Stored records:
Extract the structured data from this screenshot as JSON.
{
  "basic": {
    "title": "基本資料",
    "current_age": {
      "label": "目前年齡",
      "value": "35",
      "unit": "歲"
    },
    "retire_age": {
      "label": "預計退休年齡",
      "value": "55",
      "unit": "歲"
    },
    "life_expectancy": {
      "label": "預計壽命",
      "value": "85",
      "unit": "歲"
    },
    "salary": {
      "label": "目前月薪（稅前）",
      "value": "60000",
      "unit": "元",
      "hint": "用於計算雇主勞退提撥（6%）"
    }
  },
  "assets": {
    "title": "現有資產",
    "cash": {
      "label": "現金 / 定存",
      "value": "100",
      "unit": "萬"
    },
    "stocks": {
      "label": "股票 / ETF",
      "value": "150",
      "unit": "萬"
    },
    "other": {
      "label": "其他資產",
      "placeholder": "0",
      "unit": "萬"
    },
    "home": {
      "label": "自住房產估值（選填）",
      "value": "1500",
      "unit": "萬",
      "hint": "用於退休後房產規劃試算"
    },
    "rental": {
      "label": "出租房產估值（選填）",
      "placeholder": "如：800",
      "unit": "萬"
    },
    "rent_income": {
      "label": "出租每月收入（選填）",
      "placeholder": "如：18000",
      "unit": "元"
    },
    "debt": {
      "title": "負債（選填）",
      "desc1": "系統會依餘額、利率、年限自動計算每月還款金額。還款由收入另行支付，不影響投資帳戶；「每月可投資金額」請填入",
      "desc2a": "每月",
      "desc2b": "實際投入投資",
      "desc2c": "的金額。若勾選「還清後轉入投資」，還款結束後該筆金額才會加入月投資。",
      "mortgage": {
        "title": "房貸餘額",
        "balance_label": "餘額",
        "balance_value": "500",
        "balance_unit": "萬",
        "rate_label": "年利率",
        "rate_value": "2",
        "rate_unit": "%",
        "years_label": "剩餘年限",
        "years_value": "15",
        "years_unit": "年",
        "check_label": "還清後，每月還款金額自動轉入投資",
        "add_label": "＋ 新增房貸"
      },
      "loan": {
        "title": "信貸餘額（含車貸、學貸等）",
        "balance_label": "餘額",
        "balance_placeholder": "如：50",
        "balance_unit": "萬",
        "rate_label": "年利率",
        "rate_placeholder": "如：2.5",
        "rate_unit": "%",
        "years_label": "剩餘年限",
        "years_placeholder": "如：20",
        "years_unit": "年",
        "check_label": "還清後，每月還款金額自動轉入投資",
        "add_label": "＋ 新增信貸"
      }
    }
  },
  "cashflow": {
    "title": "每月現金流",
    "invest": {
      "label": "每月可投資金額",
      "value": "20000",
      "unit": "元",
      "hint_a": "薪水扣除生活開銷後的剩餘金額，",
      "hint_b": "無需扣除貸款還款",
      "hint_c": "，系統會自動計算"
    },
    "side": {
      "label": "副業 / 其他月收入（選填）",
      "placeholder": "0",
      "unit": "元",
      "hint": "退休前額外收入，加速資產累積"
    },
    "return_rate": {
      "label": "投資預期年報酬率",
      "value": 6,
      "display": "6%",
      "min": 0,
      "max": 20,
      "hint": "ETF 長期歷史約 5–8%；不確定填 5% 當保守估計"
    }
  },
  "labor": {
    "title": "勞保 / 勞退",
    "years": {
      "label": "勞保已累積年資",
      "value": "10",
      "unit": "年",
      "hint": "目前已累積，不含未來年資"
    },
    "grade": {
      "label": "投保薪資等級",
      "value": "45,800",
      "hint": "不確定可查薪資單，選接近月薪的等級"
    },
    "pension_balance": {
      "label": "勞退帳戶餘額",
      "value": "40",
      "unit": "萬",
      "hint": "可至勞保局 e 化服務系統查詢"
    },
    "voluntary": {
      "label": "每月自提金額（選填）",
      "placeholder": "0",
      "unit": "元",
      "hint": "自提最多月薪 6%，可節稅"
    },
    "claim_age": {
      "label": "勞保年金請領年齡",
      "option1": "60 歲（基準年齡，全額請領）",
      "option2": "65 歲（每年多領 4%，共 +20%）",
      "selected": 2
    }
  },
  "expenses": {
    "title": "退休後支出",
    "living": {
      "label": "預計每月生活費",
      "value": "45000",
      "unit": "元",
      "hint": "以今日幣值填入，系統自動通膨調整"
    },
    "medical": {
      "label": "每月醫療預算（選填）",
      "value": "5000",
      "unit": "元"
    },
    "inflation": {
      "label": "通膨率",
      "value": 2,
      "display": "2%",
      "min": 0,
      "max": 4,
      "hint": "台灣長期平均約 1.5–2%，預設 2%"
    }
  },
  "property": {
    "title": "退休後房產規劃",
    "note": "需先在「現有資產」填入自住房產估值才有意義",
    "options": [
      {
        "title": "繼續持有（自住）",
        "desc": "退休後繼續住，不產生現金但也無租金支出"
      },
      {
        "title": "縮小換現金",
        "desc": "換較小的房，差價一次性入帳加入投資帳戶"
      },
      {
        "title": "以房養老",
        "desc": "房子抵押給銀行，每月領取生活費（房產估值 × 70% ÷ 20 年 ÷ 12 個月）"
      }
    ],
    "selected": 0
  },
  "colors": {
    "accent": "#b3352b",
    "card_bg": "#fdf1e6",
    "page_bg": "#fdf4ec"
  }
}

Requirement: Reproduce the material above, every line of it, exactly.

The output:
Extract the structured data from this screenshot as JSON.
{
  "basic": {
    "title": "基本資料",
    "current_age": {
      "label": "目前年齡",
      "value": "35",
      "unit": "歲"
    },
    "retire_age": {
      "label": "預計退休年齡",
      "value": "55",
      "unit": "歲"
    },
    "life_expectancy": {
      "label": "預計壽命",
      "value": "85",
      "unit": "歲"
    },
    "salary": {
      "label": "目前月薪（稅前）",
      "value": "60000",
      "unit": "元",
      "hint": "用於計算雇主勞退提撥（6%）"
    }
  },
  "assets": {
    "title": "現有資產",
    "cash": {
      "label": "現金 / 定存",
      "value": "100",
      "unit": "萬"
    },
    "stocks": {
      "label": "股票 / ETF",
      "value": "150",
      "unit": "萬"
    },
    "other": {
      "label": "其他資產",
      "placeholder": "0",
      "unit": "萬"
    },
    "home": {
      "label": "自住房產估值（選填）",
      "value": "1500",
      "unit": "萬",
      "hint": "用於退休後房產規劃試算"
    },
    "rental": {
      "label": "出租房產估值（選填）",
      "placeholder": "如：800",
      "unit": "萬"
    },
    "rent_income": {
      "label": "出租每月收入（選填）",
      "placeholder": "如：18000",
      "unit": "元"
    },
    "debt": {
      "title": "負債（選填）",
      "desc1": "系統會依餘額、利率、年限自動計算每月還款金額。還款由收入另行支付，不影響投資帳戶；「每月可投資金額」請填入",
      "desc2a": "每月",
      "desc2b": "實際投入投資",
      "desc2c": "的金額。若勾選「還清後轉入投資」，還款結束後該筆金額才會加入月投資。",
      "mortgage": {
        "title": "房貸餘額",
        "balance_label": "餘額",
        "balance_value": "500",
        "balance_unit": "萬",
        "rate_label": "年利率",
        "rate_value": "2",
        "rate_unit": "%",
        "years_label": "剩餘年限",
        "years_value": "15",
        "years_unit": "年",
        "check_label": "還清後，每月還款金額自動轉入投資",
        "add_label": "＋ 新增房貸"
      },
      "loan": {
        "title": "信貸餘額（含車貸、學貸等）",
        "balance_label": "餘額",
        "balance_placeholder": "如：50",
        "balance_unit": "萬",
        "rate_label": "年利率",
        "rate_placeholder": "如：2.5",
        "rate_unit": "%",
        "years_label": "剩餘年限",
        "years_placeholder": "如：20",
        "years_unit": "年",
        "check_label": "還清後，每月還款金額自動轉入投資",
        "add_label": "＋ 新增信貸"
      }
    }
  },
  "cashflow": {
    "title": "每月現金流",
    "invest": {
      "label": "每月可投資金額",
      "value": "20000",
      "unit": "元",
      "hint_a": "薪水扣除生活開銷後的剩餘金額，",
      "hint_b": "無需扣除貸款還款",
      "hint_c": "，系統會自動計算"
    },
    "side": {
      "label": "副業 / 其他月收入（選填）",
      "placeholder": "0",
      "unit": "元",
      "hint": "退休前額外收入，加速資產累積"
    },
    "return_rate": {
      "label": "投資預期年報酬率",
      "value": 6,
      "display": "6%",
      "min": 0,
      "max": 20,
      "hint": "ETF 長期歷史約 5–8%；不確定填 5% 當保守估計"
    }
  },
  "labor": {
    "title": "勞保 / 勞退",
    "years": {
      "label": "勞保已累積年資",
      "value": "10",
      "unit": "年",
      "hint": "目前已累積，不含未來年資"
    },
    "grade": {
      "label": "投保薪資等級",
      "value": "45,800",
      "hint": "不確定可查薪資單，選接近月薪的等級"
    },
    "pension_balance": {
      "label": "勞退帳戶餘額",
      "value": "40",
      "unit": "萬",
      "hint": "可至勞保局 e 化服務系統查詢"
    },
    "voluntary": {
      "label": "每月自提金額（選填）",
      "placeholder": "0",
      "unit": "元",
      "hint": "自提最多月薪 6%，可節稅"
    },
    "claim_age": {
      "label": "勞保年金請領年齡",
      "option1": "60 歲（基準年齡，全額請領）",
      "option2": "65 歲（每年多領 4%，共 +20%）",
      "selected": 2
    }
  },
  "expenses": {
    "title": "退休後支出",
    "living": {
      "label": "預計每月生活費",
      "value": "45000",
      "unit": "元",
      "hint": "以今日幣值填入，系統自動通膨調整"
    },
    "medical": {
      "label": "每月醫療預算（選填）",
      "value": "5000",
      "unit": "元"
    },
    "inflation": {
      "label": "通膨率",
      "value": 2,
      "display": "2%",
      "min": 0,
      "max": 4,
      "hint": "台灣長期平均約 1.5–2%，預設 2%"
    }
  },
  "property": {
    "title": "退休後房產規劃",
    "note": "需先在「現有資產」填入自住房產估值才有意義",
    "options": [
      {
        "title": "繼續持有（自住）",
        "desc": "退休後繼續住，不產生現金但也無租金支出"
      },
      {
        "title": "縮小換現金",
        "desc": "換較小的房，差價一次性入帳加入投資帳戶"
      },
      {
        "title": "以房養老",
        "desc": "房子抵押給銀行，每月領取生活費（房產估值 × 70% ÷ 20 年 ÷ 12 個月）"
      }
    ],
    "selected": 0
  },
  "colors": {
    "accent": "#b3352b",
    "card_bg": "#fdf1e6",
    "page_bg": "#fdf4ec"
  }
}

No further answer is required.